◆ **INSTRUCTION**
Pictures should be excluded; otherwise, copy every entry exactly.

◆ **RECORDS FOR THE TASK**
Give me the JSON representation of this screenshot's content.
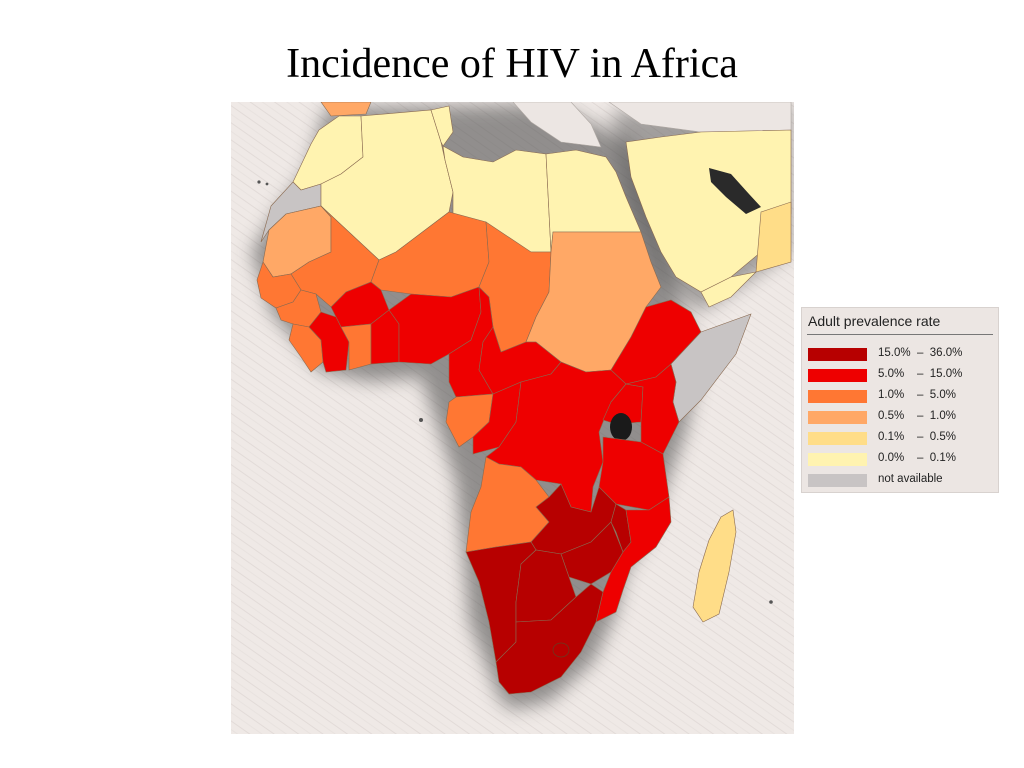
{
  "title": "Incidence of HIV in Africa",
  "legend": {
    "title": "Adult prevalence rate",
    "items": [
      {
        "label": "15.0%  –  36.0%",
        "color": "#b70000"
      },
      {
        "label": "5.0%    –  15.0%",
        "color": "#ee0000"
      },
      {
        "label": "1.0%    –  5.0%",
        "color": "#ff7733"
      },
      {
        "label": "0.5%    –  1.0%",
        "color": "#ffa866"
      },
      {
        "label": "0.1%    –  0.5%",
        "color": "#ffdd88"
      },
      {
        "label": "0.0%    –  0.1%",
        "color": "#fff3b0"
      },
      {
        "label": "not available",
        "color": "#c8c4c4"
      }
    ]
  },
  "colors": {
    "background": "#efe9e6",
    "border": "#8a6a50",
    "shadow": "#555555"
  }
}
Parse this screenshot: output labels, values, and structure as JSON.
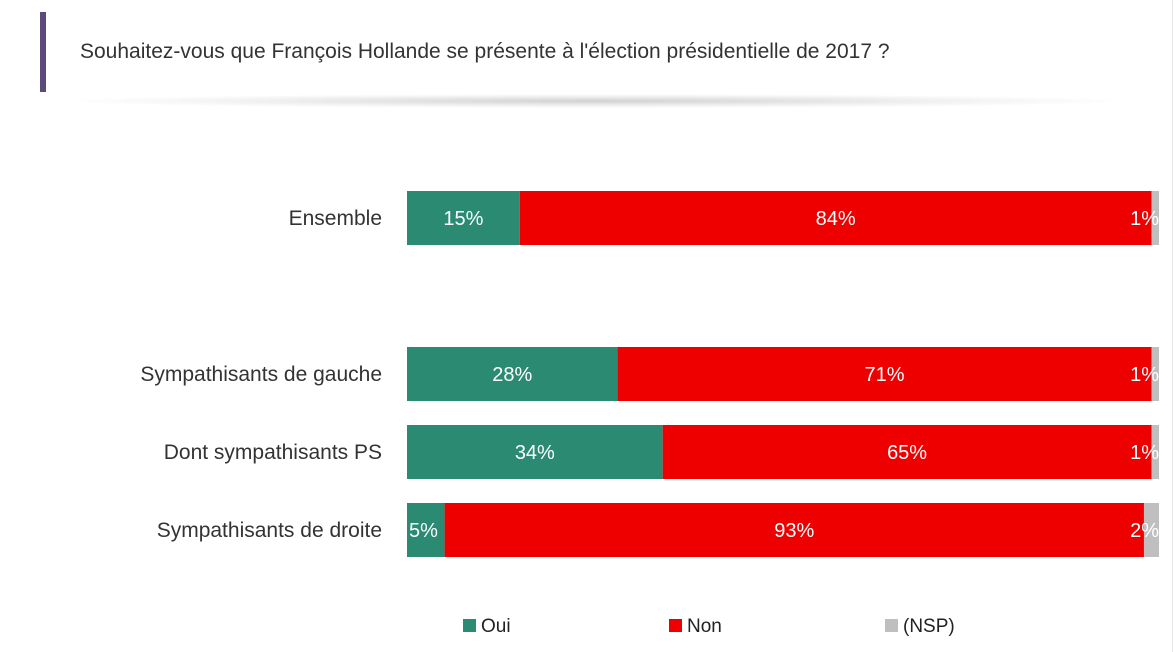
{
  "header": {
    "title": "Souhaitez-vous que François Hollande se présente à l'élection présidentielle de 2017 ?",
    "accent_color": "#5b4a7a"
  },
  "chart_data": {
    "type": "bar",
    "orientation": "horizontal",
    "stacked": true,
    "categories": [
      "Ensemble",
      "Sympathisants de gauche",
      "Dont sympathisants PS",
      "Sympathisants de droite"
    ],
    "series": [
      {
        "name": "Oui",
        "color": "#2a8a72",
        "values": [
          15,
          28,
          34,
          5
        ],
        "labels": [
          "15%",
          "28%",
          "34%",
          "5%"
        ]
      },
      {
        "name": "Non",
        "color": "#ee0000",
        "values": [
          84,
          71,
          65,
          93
        ],
        "labels": [
          "84%",
          "71%",
          "65%",
          "93%"
        ]
      },
      {
        "name": "(NSP)",
        "color": "#bfbfbf",
        "values": [
          1,
          1,
          1,
          2
        ],
        "labels": [
          "1%",
          "1%",
          "1%",
          "2%"
        ]
      }
    ],
    "xlim": [
      0,
      100
    ],
    "grid": false,
    "legend_position": "bottom"
  }
}
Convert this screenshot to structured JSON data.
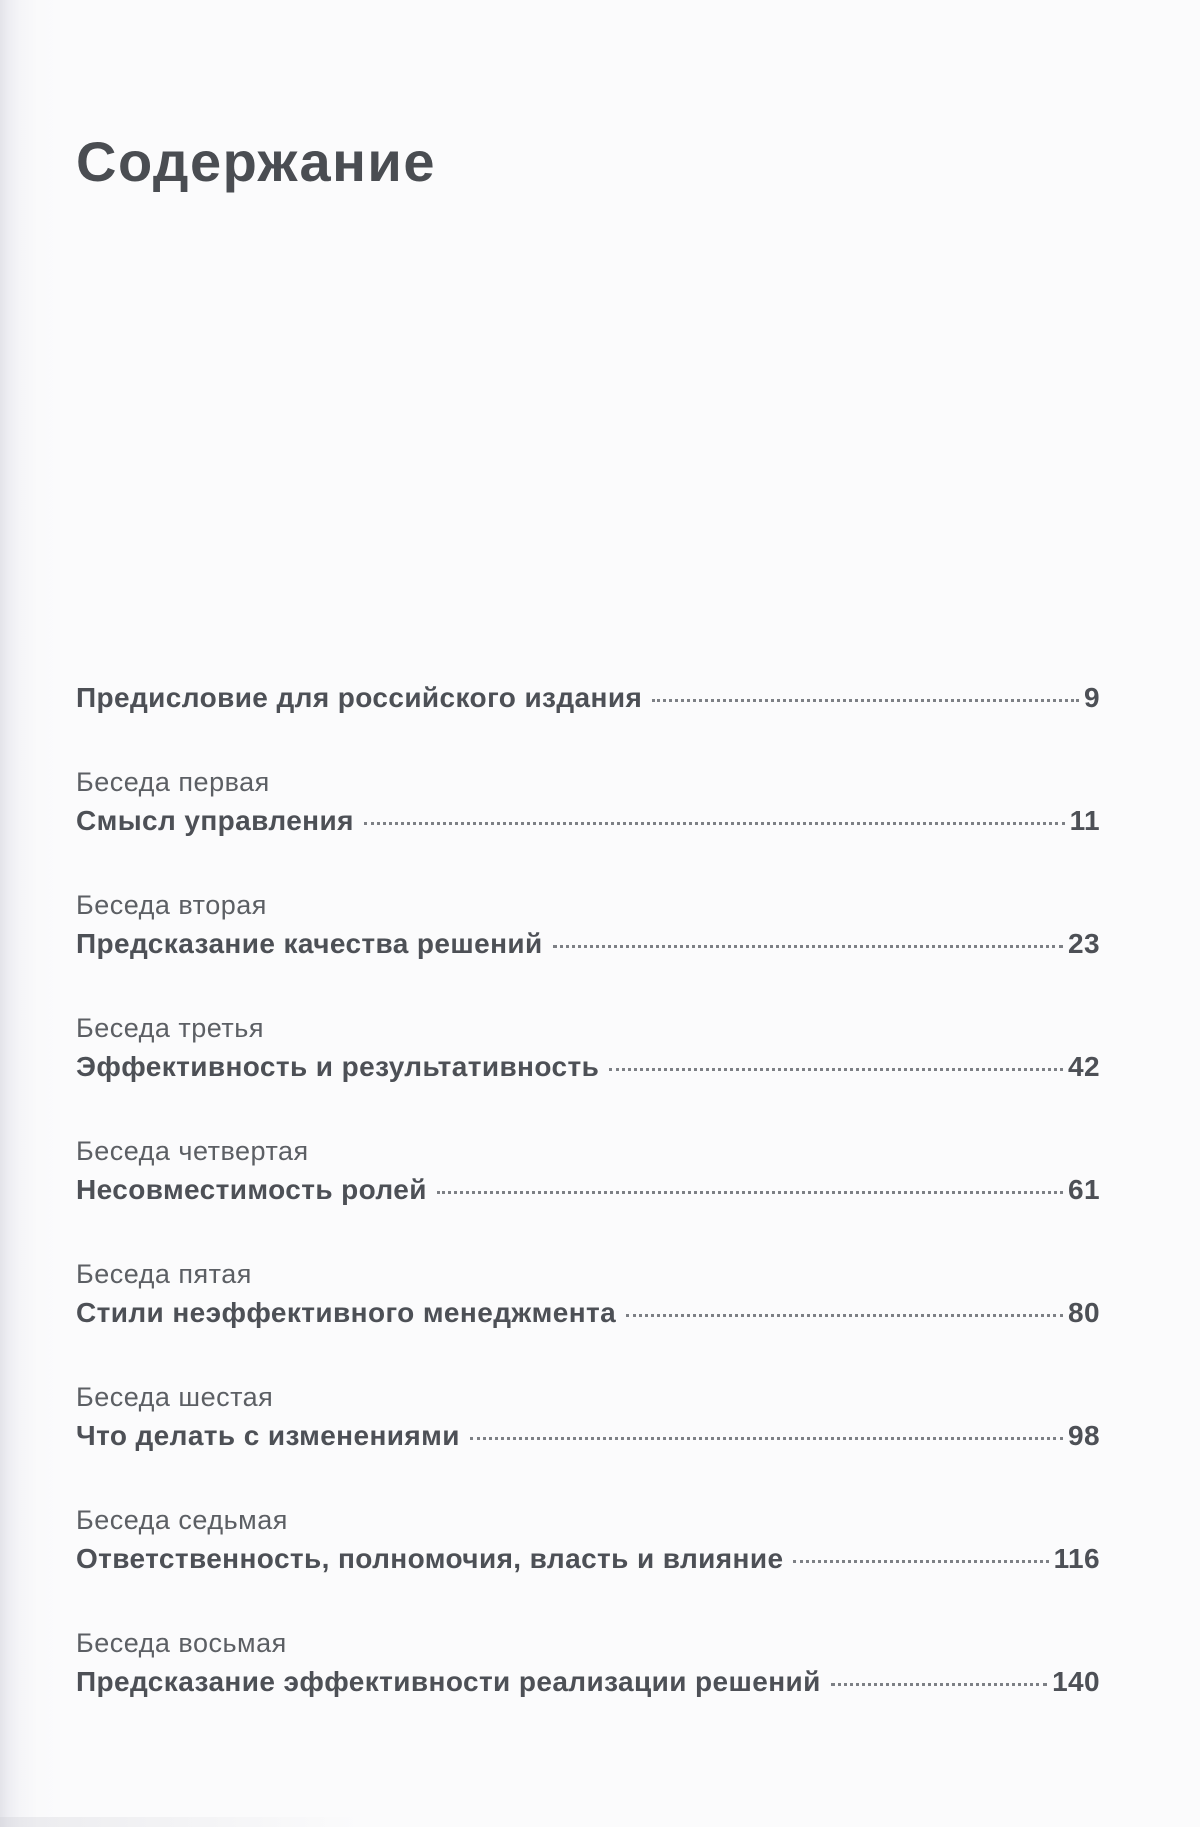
{
  "page": {
    "title": "Содержание",
    "colors": {
      "text_primary": "#4d5056",
      "text_secondary": "#5c5f64",
      "paper": "#fbfbfc",
      "left_edge_shade": "#e3e3e9",
      "dot_leader": "#7d8085"
    },
    "toc": {
      "entries": [
        {
          "label": null,
          "title": "Предисловие для российского издания",
          "page": "9"
        },
        {
          "label": "Беседа первая",
          "title": "Смысл управления",
          "page": "11"
        },
        {
          "label": "Беседа вторая",
          "title": "Предсказание качества решений",
          "page": "23"
        },
        {
          "label": "Беседа третья",
          "title": "Эффективность и результативность",
          "page": "42"
        },
        {
          "label": "Беседа четвертая",
          "title": "Несовместимость ролей",
          "page": "61"
        },
        {
          "label": "Беседа пятая",
          "title": "Стили неэффективного менеджмента",
          "page": "80"
        },
        {
          "label": "Беседа шестая",
          "title": "Что делать с изменениями",
          "page": "98"
        },
        {
          "label": "Беседа седьмая",
          "title": "Ответственность, полномочия, власть и влияние",
          "page": "116"
        },
        {
          "label": "Беседа восьмая",
          "title": "Предсказание эффективности реализации решений",
          "page": "140"
        }
      ]
    }
  }
}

◆ **FINISHED TASK**
Give me the JSON representation of this screenshot's content.
{
  "title": "Incidence of HIV in Africa",
  "legend": {
    "title": "Adult prevalence rate",
    "items": [
      {
        "label": "15.0%  –  36.0%",
        "color": "#b70000"
      },
      {
        "label": "5.0%    –  15.0%",
        "color": "#ee0000"
      },
      {
        "label": "1.0%    –  5.0%",
        "color": "#ff7733"
      },
      {
        "label": "0.5%    –  1.0%",
        "color": "#ffa866"
      },
      {
        "label": "0.1%    –  0.5%",
        "color": "#ffdd88"
      },
      {
        "label": "0.0%    –  0.1%",
        "color": "#fff3b0"
      },
      {
        "label": "not available",
        "color": "#c8c4c4"
      }
    ]
  },
  "colors": {
    "background": "#efe9e6",
    "border": "#8a6a50",
    "shadow": "#555555"
  }
}
Parse this screenshot: output labels, values, and structure as JSON.
{
  "header": {
    "title": "Souhaitez-vous que François Hollande se présente à l'élection présidentielle de 2017 ?",
    "accent_color": "#5b4a7a"
  },
  "chart_data": {
    "type": "bar",
    "orientation": "horizontal",
    "stacked": true,
    "categories": [
      "Ensemble",
      "Sympathisants de gauche",
      "Dont sympathisants PS",
      "Sympathisants de droite"
    ],
    "series": [
      {
        "name": "Oui",
        "color": "#2a8a72",
        "values": [
          15,
          28,
          34,
          5
        ],
        "labels": [
          "15%",
          "28%",
          "34%",
          "5%"
        ]
      },
      {
        "name": "Non",
        "color": "#ee0000",
        "values": [
          84,
          71,
          65,
          93
        ],
        "labels": [
          "84%",
          "71%",
          "65%",
          "93%"
        ]
      },
      {
        "name": "(NSP)",
        "color": "#bfbfbf",
        "values": [
          1,
          1,
          1,
          2
        ],
        "labels": [
          "1%",
          "1%",
          "1%",
          "2%"
        ]
      }
    ],
    "xlim": [
      0,
      100
    ],
    "grid": false,
    "legend_position": "bottom"
  }
}
Convert this screenshot to structured JSON data.
{
  "page": {
    "title": "Содержание",
    "colors": {
      "text_primary": "#4d5056",
      "text_secondary": "#5c5f64",
      "paper": "#fbfbfc",
      "left_edge_shade": "#e3e3e9",
      "dot_leader": "#7d8085"
    },
    "toc": {
      "entries": [
        {
          "label": null,
          "title": "Предисловие для российского издания",
          "page": "9"
        },
        {
          "label": "Беседа первая",
          "title": "Смысл управления",
          "page": "11"
        },
        {
          "label": "Беседа вторая",
          "title": "Предсказание качества решений",
          "page": "23"
        },
        {
          "label": "Беседа третья",
          "title": "Эффективность и результативность",
          "page": "42"
        },
        {
          "label": "Беседа четвертая",
          "title": "Несовместимость ролей",
          "page": "61"
        },
        {
          "label": "Беседа пятая",
          "title": "Стили неэффективного менеджмента",
          "page": "80"
        },
        {
          "label": "Беседа шестая",
          "title": "Что делать с изменениями",
          "page": "98"
        },
        {
          "label": "Беседа седьмая",
          "title": "Ответственность, полномочия, власть и влияние",
          "page": "116"
        },
        {
          "label": "Беседа восьмая",
          "title": "Предсказание эффективности реализации решений",
          "page": "140"
        }
      ]
    }
  }
}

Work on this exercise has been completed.